>> start DATA IN THIS EXERCISE
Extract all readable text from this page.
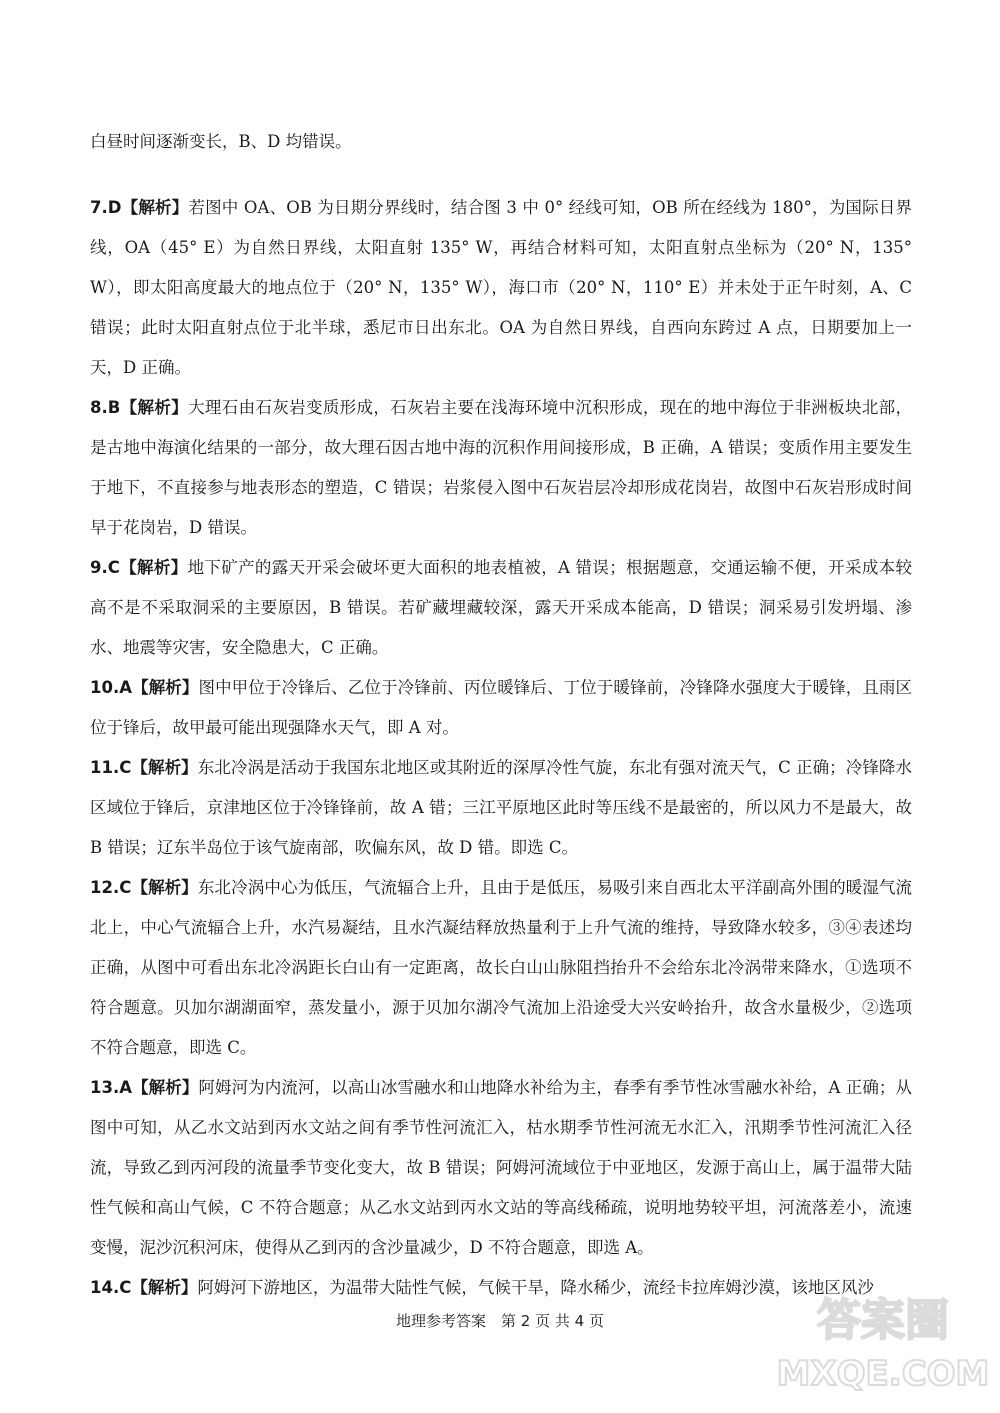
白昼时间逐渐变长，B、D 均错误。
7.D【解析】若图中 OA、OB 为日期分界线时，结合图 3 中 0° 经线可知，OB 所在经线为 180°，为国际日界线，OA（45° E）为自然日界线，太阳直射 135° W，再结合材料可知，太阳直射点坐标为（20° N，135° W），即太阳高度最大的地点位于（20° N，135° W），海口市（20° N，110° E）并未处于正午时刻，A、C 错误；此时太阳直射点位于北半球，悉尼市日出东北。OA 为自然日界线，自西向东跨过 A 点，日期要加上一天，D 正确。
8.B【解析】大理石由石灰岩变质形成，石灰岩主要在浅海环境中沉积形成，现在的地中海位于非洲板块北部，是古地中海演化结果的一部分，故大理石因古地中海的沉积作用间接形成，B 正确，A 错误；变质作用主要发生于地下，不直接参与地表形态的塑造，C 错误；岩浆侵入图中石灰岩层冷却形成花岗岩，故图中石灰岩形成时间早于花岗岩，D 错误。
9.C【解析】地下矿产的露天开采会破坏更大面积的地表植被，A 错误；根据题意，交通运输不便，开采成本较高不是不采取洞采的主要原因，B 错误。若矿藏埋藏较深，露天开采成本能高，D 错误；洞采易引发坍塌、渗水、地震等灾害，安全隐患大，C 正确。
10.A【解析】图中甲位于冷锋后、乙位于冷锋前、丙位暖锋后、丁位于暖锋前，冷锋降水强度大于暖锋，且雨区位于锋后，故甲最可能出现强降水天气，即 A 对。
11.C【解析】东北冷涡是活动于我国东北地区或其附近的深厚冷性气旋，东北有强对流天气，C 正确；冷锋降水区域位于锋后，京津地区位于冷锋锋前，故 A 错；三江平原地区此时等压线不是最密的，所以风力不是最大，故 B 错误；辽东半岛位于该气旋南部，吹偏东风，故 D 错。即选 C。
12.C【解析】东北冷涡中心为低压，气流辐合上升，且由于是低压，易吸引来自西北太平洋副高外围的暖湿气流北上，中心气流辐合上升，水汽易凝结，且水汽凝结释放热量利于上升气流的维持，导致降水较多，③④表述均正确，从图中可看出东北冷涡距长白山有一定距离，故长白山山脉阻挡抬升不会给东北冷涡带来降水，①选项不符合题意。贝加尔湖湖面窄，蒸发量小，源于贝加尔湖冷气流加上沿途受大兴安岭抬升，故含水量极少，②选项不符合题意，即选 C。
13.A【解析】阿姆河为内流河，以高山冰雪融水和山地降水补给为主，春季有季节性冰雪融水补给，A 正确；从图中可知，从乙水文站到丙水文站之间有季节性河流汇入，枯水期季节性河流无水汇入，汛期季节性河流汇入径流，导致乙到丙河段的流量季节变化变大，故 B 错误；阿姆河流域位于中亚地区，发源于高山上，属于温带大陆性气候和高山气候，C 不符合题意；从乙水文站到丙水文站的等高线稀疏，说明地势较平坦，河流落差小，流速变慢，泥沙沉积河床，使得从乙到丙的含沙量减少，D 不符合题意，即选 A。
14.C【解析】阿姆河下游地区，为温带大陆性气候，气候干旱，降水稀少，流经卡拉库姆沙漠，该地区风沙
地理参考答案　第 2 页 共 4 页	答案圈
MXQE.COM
>> end DATA IN THIS EXERCISE
▶ **INSTRUCTIONS FOR THE TASK**
Reproduce all entries without any change, and omit the pictures.

▶ **RESULT**
Extract all readable text from this page.
白昼时间逐渐变长，B、D 均错误。
7.D【解析】若图中 OA、OB 为日期分界线时，结合图 3 中 0° 经线可知，OB 所在经线为 180°，为国际日界线，OA（45° E）为自然日界线，太阳直射 135° W，再结合材料可知，太阳直射点坐标为（20° N，135° W），即太阳高度最大的地点位于（20° N，135° W），海口市（20° N，110° E）并未处于正午时刻，A、C 错误；此时太阳直射点位于北半球，悉尼市日出东北。OA 为自然日界线，自西向东跨过 A 点，日期要加上一天，D 正确。
8.B【解析】大理石由石灰岩变质形成，石灰岩主要在浅海环境中沉积形成，现在的地中海位于非洲板块北部，是古地中海演化结果的一部分，故大理石因古地中海的沉积作用间接形成，B 正确，A 错误；变质作用主要发生于地下，不直接参与地表形态的塑造，C 错误；岩浆侵入图中石灰岩层冷却形成花岗岩，故图中石灰岩形成时间早于花岗岩，D 错误。
9.C【解析】地下矿产的露天开采会破坏更大面积的地表植被，A 错误；根据题意，交通运输不便，开采成本较高不是不采取洞采的主要原因，B 错误。若矿藏埋藏较深，露天开采成本能高，D 错误；洞采易引发坍塌、渗水、地震等灾害，安全隐患大，C 正确。
10.A【解析】图中甲位于冷锋后、乙位于冷锋前、丙位暖锋后、丁位于暖锋前，冷锋降水强度大于暖锋，且雨区位于锋后，故甲最可能出现强降水天气，即 A 对。
11.C【解析】东北冷涡是活动于我国东北地区或其附近的深厚冷性气旋，东北有强对流天气，C 正确；冷锋降水区域位于锋后，京津地区位于冷锋锋前，故 A 错；三江平原地区此时等压线不是最密的，所以风力不是最大，故 B 错误；辽东半岛位于该气旋南部，吹偏东风，故 D 错。即选 C。
12.C【解析】东北冷涡中心为低压，气流辐合上升，且由于是低压，易吸引来自西北太平洋副高外围的暖湿气流北上，中心气流辐合上升，水汽易凝结，且水汽凝结释放热量利于上升气流的维持，导致降水较多，③④表述均正确，从图中可看出东北冷涡距长白山有一定距离，故长白山山脉阻挡抬升不会给东北冷涡带来降水，①选项不符合题意。贝加尔湖湖面窄，蒸发量小，源于贝加尔湖冷气流加上沿途受大兴安岭抬升，故含水量极少，②选项不符合题意，即选 C。
13.A【解析】阿姆河为内流河，以高山冰雪融水和山地降水补给为主，春季有季节性冰雪融水补给，A 正确；从图中可知，从乙水文站到丙水文站之间有季节性河流汇入，枯水期季节性河流无水汇入，汛期季节性河流汇入径流，导致乙到丙河段的流量季节变化变大，故 B 错误；阿姆河流域位于中亚地区，发源于高山上，属于温带大陆性气候和高山气候，C 不符合题意；从乙水文站到丙水文站的等高线稀疏，说明地势较平坦，河流落差小，流速变慢，泥沙沉积河床，使得从乙到丙的含沙量减少，D 不符合题意，即选 A。
14.C【解析】阿姆河下游地区，为温带大陆性气候，气候干旱，降水稀少，流经卡拉库姆沙漠，该地区风沙
地理参考答案　第 2 页 共 4 页	答案圈
MXQE.COM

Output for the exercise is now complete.